— What to do —
Extract every line below, verbatim.

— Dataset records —
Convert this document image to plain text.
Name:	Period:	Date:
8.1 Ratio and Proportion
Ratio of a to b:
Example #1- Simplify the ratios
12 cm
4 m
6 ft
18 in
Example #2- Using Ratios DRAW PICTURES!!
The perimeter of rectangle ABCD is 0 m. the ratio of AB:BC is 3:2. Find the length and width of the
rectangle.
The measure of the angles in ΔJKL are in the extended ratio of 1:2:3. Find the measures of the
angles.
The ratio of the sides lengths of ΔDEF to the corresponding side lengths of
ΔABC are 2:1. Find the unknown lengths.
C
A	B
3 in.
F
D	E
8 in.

— Answer to the problem —
Convert this document image to plain text.
Name:	Period:	Date:
8.1 Ratio and Proportion
Ratio of a to b:
Example #1- Simplify the ratios
12 cm
4 m
6 ft
18 in
Example #2- Using Ratios DRAW PICTURES!!
The perimeter of rectangle ABCD is 0 m. the ratio of AB:BC is 3:2. Find the length and width of the
rectangle.
The measure of the angles in ΔJKL are in the extended ratio of 1:2:3. Find the measures of the
angles.
The ratio of the sides lengths of ΔDEF to the corresponding side lengths of
ΔABC are 2:1. Find the unknown lengths.
C
A	B
3 in.
F
D	E
8 in.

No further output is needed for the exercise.